__PROBLEM TO WORK ON__
Pull every "Калькулятор" line out of the data below.

__EXCERPTED DATA__
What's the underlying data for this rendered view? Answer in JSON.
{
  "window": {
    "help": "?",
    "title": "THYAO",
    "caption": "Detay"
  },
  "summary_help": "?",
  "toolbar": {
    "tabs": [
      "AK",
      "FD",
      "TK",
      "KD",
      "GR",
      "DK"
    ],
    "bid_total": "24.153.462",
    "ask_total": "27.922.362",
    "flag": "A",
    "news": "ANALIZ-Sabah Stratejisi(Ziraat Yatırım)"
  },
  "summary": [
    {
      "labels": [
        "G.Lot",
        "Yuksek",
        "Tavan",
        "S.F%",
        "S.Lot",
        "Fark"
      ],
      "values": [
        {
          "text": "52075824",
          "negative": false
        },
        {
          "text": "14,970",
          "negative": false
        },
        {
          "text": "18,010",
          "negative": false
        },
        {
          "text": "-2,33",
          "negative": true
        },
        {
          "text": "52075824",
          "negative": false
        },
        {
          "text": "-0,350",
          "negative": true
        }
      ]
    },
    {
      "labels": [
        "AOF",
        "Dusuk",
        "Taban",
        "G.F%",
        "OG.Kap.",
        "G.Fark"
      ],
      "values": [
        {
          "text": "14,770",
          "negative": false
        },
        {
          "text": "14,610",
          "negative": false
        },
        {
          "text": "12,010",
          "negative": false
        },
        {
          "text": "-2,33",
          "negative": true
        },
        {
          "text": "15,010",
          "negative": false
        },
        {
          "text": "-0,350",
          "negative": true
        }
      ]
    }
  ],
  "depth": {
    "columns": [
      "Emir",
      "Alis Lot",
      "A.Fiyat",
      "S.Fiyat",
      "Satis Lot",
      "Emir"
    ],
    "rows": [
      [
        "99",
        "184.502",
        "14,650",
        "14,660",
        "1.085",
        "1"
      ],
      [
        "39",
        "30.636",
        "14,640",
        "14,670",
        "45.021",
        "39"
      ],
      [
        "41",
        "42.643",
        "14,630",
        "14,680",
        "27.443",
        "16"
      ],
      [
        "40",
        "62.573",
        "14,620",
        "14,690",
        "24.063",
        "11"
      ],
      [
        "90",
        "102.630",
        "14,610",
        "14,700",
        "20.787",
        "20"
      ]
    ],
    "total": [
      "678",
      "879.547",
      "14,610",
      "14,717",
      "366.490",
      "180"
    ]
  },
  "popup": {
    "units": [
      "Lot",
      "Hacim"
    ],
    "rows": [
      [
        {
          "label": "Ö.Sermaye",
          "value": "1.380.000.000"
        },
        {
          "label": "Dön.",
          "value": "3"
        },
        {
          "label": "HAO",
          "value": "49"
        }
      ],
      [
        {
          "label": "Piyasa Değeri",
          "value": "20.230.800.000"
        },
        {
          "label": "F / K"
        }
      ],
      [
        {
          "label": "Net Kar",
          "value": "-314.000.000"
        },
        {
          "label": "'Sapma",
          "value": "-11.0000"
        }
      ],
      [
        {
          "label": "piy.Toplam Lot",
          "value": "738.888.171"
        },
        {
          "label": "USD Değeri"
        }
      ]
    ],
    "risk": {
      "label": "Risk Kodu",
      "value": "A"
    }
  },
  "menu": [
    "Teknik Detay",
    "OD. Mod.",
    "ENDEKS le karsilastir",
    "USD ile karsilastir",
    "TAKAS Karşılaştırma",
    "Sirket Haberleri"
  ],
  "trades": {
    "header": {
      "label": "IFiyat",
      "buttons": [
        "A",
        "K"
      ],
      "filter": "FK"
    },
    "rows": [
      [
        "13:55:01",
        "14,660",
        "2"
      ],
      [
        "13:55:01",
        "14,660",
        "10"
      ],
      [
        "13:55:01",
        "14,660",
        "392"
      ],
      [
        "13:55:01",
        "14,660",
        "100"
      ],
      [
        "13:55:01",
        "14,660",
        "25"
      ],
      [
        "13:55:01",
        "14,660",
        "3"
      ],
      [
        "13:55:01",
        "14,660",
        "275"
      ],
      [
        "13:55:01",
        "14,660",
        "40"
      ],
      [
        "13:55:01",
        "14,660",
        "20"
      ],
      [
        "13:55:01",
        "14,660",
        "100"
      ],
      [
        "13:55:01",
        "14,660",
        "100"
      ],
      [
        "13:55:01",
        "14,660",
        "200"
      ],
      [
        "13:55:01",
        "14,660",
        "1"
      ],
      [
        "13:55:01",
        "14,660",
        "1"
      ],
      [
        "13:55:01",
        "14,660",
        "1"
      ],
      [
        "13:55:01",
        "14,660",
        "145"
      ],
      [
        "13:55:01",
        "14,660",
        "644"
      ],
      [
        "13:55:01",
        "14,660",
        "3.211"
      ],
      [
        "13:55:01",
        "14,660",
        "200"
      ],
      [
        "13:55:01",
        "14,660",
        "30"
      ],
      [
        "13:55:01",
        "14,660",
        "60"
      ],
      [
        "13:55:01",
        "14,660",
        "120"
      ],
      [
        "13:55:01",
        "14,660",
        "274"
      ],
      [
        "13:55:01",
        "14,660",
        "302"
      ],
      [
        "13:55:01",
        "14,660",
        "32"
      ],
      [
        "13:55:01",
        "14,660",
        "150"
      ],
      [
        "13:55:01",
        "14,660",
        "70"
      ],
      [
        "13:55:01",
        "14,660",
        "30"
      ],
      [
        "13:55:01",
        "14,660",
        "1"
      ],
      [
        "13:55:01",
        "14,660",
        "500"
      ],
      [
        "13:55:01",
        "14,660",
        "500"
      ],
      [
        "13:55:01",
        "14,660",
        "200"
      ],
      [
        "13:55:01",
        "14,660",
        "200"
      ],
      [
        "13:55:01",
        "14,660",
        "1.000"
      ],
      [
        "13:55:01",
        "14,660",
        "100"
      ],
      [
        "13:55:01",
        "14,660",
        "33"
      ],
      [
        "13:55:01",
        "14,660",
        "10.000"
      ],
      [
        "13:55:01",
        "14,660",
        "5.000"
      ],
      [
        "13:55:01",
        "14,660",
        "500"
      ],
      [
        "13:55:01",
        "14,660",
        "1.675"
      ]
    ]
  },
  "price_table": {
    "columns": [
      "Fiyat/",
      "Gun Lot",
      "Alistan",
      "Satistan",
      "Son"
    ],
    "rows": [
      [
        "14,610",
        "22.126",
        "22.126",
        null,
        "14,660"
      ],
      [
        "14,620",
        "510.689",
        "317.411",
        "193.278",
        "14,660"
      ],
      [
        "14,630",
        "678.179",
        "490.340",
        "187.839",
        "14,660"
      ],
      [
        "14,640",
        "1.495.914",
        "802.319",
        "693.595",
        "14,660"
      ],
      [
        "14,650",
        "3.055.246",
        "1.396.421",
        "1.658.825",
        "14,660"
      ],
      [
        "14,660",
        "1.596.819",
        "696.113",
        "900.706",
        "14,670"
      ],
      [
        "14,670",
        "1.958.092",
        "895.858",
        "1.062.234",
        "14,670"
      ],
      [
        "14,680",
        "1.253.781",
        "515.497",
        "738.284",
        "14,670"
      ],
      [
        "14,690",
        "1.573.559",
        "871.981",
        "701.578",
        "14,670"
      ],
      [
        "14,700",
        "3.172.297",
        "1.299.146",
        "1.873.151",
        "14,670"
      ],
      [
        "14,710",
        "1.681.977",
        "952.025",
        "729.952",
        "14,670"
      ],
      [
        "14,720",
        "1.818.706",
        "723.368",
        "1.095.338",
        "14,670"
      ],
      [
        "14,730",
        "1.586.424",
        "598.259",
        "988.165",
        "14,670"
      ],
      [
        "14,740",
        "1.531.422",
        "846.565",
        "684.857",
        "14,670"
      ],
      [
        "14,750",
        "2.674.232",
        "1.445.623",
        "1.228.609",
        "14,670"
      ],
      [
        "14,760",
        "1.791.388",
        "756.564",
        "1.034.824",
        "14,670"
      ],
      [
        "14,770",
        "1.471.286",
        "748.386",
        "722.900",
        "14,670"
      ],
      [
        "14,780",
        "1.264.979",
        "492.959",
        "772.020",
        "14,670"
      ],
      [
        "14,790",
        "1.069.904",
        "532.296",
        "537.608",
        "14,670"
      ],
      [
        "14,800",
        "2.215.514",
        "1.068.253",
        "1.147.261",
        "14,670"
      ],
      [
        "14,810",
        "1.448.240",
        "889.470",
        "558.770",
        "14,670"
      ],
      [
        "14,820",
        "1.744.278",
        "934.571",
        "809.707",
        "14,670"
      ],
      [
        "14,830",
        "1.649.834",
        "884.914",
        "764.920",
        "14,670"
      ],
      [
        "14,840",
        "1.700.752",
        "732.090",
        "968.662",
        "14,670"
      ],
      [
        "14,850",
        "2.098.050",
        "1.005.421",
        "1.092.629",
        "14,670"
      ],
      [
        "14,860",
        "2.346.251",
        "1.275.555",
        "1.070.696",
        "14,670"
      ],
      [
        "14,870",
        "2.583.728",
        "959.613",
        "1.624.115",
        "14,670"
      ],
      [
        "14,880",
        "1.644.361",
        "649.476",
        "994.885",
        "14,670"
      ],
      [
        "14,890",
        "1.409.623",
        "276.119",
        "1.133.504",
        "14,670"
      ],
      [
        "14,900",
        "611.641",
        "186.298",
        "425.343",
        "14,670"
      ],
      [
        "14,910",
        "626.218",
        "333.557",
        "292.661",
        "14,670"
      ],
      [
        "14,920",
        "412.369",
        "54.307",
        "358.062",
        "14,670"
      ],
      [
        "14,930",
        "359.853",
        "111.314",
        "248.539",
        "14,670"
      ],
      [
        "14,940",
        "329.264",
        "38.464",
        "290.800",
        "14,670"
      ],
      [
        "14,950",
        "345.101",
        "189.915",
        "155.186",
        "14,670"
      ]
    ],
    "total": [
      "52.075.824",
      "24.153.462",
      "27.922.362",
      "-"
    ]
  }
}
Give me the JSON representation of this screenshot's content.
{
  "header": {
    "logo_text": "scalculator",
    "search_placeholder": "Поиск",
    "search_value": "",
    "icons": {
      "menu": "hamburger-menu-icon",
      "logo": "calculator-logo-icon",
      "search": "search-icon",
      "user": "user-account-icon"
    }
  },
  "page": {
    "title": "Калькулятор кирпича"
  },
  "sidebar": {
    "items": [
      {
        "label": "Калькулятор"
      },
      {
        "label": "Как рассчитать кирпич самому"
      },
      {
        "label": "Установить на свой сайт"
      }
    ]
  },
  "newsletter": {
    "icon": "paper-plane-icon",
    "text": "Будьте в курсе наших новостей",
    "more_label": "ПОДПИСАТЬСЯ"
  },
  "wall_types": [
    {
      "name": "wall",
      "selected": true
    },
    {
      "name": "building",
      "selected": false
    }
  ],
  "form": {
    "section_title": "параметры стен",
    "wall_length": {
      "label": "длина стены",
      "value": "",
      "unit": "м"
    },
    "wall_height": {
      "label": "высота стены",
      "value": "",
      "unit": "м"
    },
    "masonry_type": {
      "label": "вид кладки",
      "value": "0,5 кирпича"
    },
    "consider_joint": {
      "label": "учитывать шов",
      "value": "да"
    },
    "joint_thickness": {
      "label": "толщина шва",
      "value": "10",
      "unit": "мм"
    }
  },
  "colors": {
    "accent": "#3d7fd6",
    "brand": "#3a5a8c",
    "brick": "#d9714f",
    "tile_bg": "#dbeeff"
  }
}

__SOLUTION TO THE EXERCISE__
    "title": "Калькулятор кирпича"
        "label": "Калькулятор"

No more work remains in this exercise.